DO THIS:
Look through the data below and return each line where "JSON" appears.

EXERCISE INPUTS:

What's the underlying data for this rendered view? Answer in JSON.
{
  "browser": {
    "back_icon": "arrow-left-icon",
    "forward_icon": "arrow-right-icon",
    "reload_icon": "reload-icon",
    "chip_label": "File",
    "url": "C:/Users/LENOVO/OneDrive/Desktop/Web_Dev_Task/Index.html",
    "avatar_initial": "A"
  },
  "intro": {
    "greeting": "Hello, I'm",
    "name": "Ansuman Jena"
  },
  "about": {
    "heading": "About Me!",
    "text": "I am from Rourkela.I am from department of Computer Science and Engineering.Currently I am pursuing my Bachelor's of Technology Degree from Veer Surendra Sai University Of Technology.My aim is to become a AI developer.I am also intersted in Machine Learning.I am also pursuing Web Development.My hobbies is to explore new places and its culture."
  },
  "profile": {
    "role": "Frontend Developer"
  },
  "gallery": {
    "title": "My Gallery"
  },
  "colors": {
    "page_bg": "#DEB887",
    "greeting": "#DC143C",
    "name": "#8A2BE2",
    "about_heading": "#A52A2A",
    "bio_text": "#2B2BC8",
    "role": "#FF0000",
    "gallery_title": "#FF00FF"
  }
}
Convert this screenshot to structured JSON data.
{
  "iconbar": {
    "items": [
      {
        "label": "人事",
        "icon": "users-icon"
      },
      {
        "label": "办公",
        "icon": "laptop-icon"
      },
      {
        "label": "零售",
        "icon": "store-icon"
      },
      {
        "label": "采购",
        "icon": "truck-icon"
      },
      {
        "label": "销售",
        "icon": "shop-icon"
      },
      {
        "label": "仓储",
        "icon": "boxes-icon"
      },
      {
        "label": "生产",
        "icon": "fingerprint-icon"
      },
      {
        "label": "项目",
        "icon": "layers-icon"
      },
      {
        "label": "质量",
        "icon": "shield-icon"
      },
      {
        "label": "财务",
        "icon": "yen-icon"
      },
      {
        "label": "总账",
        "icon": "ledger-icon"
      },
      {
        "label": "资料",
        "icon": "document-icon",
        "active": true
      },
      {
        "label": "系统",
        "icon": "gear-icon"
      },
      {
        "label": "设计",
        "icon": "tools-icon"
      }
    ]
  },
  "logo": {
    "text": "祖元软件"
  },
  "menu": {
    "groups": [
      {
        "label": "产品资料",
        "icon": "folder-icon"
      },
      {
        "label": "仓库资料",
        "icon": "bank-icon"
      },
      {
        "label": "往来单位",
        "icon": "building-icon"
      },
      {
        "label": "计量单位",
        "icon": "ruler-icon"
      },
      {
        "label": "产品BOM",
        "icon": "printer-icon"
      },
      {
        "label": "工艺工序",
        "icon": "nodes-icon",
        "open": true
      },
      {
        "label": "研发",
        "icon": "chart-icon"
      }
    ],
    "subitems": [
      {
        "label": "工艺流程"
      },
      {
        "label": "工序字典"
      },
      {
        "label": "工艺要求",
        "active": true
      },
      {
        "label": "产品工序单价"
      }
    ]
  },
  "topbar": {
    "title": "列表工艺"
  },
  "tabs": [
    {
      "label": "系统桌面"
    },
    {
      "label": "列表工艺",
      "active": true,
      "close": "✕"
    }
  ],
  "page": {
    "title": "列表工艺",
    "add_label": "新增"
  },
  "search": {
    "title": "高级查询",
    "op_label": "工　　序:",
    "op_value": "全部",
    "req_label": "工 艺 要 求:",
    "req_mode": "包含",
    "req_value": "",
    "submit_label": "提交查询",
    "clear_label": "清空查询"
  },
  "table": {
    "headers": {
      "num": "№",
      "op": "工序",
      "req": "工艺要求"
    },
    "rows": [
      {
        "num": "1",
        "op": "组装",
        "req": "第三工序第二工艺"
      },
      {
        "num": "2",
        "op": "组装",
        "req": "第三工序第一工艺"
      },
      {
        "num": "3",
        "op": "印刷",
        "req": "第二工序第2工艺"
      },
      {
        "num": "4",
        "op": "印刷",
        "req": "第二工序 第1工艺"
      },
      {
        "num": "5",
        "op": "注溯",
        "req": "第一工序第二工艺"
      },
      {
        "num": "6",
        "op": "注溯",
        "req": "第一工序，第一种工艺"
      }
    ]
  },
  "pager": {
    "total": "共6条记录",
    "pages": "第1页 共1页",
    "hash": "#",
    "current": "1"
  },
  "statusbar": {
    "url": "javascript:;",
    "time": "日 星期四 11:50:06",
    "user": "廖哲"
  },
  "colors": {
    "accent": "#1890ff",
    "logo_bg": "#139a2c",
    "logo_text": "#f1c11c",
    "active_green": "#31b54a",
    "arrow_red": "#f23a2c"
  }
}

OUTPUT OF THE TASK:
What's the underlying data for this rendered view? Answer in JSON.
Convert this screenshot to structured JSON data.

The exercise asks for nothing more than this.